Available data:
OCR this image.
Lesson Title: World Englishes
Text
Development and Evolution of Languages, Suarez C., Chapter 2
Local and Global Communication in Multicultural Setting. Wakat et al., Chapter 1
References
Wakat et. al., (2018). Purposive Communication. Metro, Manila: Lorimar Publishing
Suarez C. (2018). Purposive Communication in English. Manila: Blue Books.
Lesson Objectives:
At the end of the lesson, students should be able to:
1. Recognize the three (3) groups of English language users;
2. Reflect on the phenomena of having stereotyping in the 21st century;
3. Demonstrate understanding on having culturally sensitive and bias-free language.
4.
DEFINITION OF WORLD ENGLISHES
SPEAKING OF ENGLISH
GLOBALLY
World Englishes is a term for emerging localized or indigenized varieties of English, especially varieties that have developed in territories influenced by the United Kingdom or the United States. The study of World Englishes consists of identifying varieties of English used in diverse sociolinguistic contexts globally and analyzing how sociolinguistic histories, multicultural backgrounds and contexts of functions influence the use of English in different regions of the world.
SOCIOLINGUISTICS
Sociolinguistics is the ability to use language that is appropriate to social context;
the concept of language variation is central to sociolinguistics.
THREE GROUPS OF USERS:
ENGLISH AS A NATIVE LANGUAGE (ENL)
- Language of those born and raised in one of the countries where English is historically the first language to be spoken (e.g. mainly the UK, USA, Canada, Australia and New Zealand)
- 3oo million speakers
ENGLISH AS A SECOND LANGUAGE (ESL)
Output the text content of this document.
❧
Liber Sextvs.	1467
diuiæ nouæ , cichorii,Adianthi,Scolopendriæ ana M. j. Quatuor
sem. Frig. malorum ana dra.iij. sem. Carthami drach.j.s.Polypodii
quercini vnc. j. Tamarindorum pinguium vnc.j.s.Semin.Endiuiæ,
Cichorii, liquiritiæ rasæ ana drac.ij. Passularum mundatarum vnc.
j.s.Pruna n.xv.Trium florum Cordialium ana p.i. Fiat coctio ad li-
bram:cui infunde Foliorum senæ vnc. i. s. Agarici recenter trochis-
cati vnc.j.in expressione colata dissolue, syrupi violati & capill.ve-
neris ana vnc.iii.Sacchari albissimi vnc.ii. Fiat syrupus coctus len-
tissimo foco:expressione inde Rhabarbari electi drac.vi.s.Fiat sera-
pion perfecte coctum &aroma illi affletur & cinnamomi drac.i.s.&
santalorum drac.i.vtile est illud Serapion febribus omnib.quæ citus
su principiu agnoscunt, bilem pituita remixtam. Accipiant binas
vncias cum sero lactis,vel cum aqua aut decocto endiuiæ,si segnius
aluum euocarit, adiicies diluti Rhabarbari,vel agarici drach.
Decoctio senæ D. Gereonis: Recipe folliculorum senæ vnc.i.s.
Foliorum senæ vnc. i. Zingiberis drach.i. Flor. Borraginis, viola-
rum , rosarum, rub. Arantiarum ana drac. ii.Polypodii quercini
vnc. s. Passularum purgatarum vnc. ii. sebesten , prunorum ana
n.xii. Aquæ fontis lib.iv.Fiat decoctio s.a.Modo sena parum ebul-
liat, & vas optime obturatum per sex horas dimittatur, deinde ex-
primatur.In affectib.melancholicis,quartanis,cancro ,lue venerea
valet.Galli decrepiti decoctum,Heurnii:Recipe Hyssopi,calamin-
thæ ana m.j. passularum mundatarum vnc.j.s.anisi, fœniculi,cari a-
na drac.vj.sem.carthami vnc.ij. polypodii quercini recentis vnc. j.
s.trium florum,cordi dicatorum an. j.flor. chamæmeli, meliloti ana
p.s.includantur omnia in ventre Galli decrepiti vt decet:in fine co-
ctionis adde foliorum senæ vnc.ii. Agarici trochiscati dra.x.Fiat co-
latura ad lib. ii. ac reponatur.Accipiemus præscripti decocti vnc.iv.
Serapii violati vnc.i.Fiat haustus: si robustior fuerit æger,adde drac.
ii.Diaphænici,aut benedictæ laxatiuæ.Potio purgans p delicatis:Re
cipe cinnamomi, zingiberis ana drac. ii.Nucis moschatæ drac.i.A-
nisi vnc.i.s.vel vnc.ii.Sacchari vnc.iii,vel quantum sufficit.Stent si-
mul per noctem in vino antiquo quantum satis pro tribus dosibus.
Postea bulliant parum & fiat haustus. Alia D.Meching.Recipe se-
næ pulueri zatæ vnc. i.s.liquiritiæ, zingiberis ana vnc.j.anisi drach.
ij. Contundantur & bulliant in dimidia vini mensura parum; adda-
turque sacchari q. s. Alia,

Written instruction:
Output the listing above exactly as it appears.

Solved exercise:
OCR this image.
Lesson Title: World Englishes
Text
Development and Evolution of Languages, Suarez C., Chapter 2
Local and Global Communication in Multicultural Setting. Wakat et al., Chapter 1
References
Wakat et. al., (2018). Purposive Communication. Metro, Manila: Lorimar Publishing
Suarez C. (2018). Purposive Communication in English. Manila: Blue Books.
Lesson Objectives:
At the end of the lesson, students should be able to:
1. Recognize the three (3) groups of English language users;
2. Reflect on the phenomena of having stereotyping in the 21st century;
3. Demonstrate understanding on having culturally sensitive and bias-free language.
4.
DEFINITION OF WORLD ENGLISHES
SPEAKING OF ENGLISH
GLOBALLY
World Englishes is a term for emerging localized or indigenized varieties of English, especially varieties that have developed in territories influenced by the United Kingdom or the United States. The study of World Englishes consists of identifying varieties of English used in diverse sociolinguistic contexts globally and analyzing how sociolinguistic histories, multicultural backgrounds and contexts of functions influence the use of English in different regions of the world.
SOCIOLINGUISTICS
Sociolinguistics is the ability to use language that is appropriate to social context;
the concept of language variation is central to sociolinguistics.
THREE GROUPS OF USERS:
ENGLISH AS A NATIVE LANGUAGE (ENL)
- Language of those born and raised in one of the countries where English is historically the first language to be spoken (e.g. mainly the UK, USA, Canada, Australia and New Zealand)
- 3oo million speakers
ENGLISH AS A SECOND LANGUAGE (ESL)
Output the text content of this document.
❧
Liber Sextvs.	1467
diuiæ nouæ , cichorii,Adianthi,Scolopendriæ ana M. j. Quatuor
sem. Frig. malorum ana dra.iij. sem. Carthami drach.j.s.Polypodii
quercini vnc. j. Tamarindorum pinguium vnc.j.s.Semin.Endiuiæ,
Cichorii, liquiritiæ rasæ ana drac.ij. Passularum mundatarum vnc.
j.s.Pruna n.xv.Trium florum Cordialium ana p.i. Fiat coctio ad li-
bram:cui infunde Foliorum senæ vnc. i. s. Agarici recenter trochis-
cati vnc.j.in expressione colata dissolue, syrupi violati & capill.ve-
neris ana vnc.iii.Sacchari albissimi vnc.ii. Fiat syrupus coctus len-
tissimo foco:expressione inde Rhabarbari electi drac.vi.s.Fiat sera-
pion perfecte coctum &aroma illi affletur & cinnamomi drac.i.s.&
santalorum drac.i.vtile est illud Serapion febribus omnib.quæ citus
su principiu agnoscunt, bilem pituita remixtam. Accipiant binas
vncias cum sero lactis,vel cum aqua aut decocto endiuiæ,si segnius
aluum euocarit, adiicies diluti Rhabarbari,vel agarici drach.
Decoctio senæ D. Gereonis: Recipe folliculorum senæ vnc.i.s.
Foliorum senæ vnc. i. Zingiberis drach.i. Flor. Borraginis, viola-
rum , rosarum, rub. Arantiarum ana drac. ii.Polypodii quercini
vnc. s. Passularum purgatarum vnc. ii. sebesten , prunorum ana
n.xii. Aquæ fontis lib.iv.Fiat decoctio s.a.Modo sena parum ebul-
liat, & vas optime obturatum per sex horas dimittatur, deinde ex-
primatur.In affectib.melancholicis,quartanis,cancro ,lue venerea
valet.Galli decrepiti decoctum,Heurnii:Recipe Hyssopi,calamin-
thæ ana m.j. passularum mundatarum vnc.j.s.anisi, fœniculi,cari a-
na drac.vj.sem.carthami vnc.ij. polypodii quercini recentis vnc. j.
s.trium florum,cordi dicatorum an. j.flor. chamæmeli, meliloti ana
p.s.includantur omnia in ventre Galli decrepiti vt decet:in fine co-
ctionis adde foliorum senæ vnc.ii. Agarici trochiscati dra.x.Fiat co-
latura ad lib. ii. ac reponatur.Accipiemus præscripti decocti vnc.iv.
Serapii violati vnc.i.Fiat haustus: si robustior fuerit æger,adde drac.
ii.Diaphænici,aut benedictæ laxatiuæ.Potio purgans p delicatis:Re
cipe cinnamomi, zingiberis ana drac. ii.Nucis moschatæ drac.i.A-
nisi vnc.i.s.vel vnc.ii.Sacchari vnc.iii,vel quantum sufficit.Stent si-
mul per noctem in vino antiquo quantum satis pro tribus dosibus.
Postea bulliant parum & fiat haustus. Alia D.Meching.Recipe se-
næ pulueri zatæ vnc. i.s.liquiritiæ, zingiberis ana vnc.j.anisi drach.
ij. Contundantur & bulliant in dimidia vini mensura parum; adda-
turque sacchari q. s. Alia,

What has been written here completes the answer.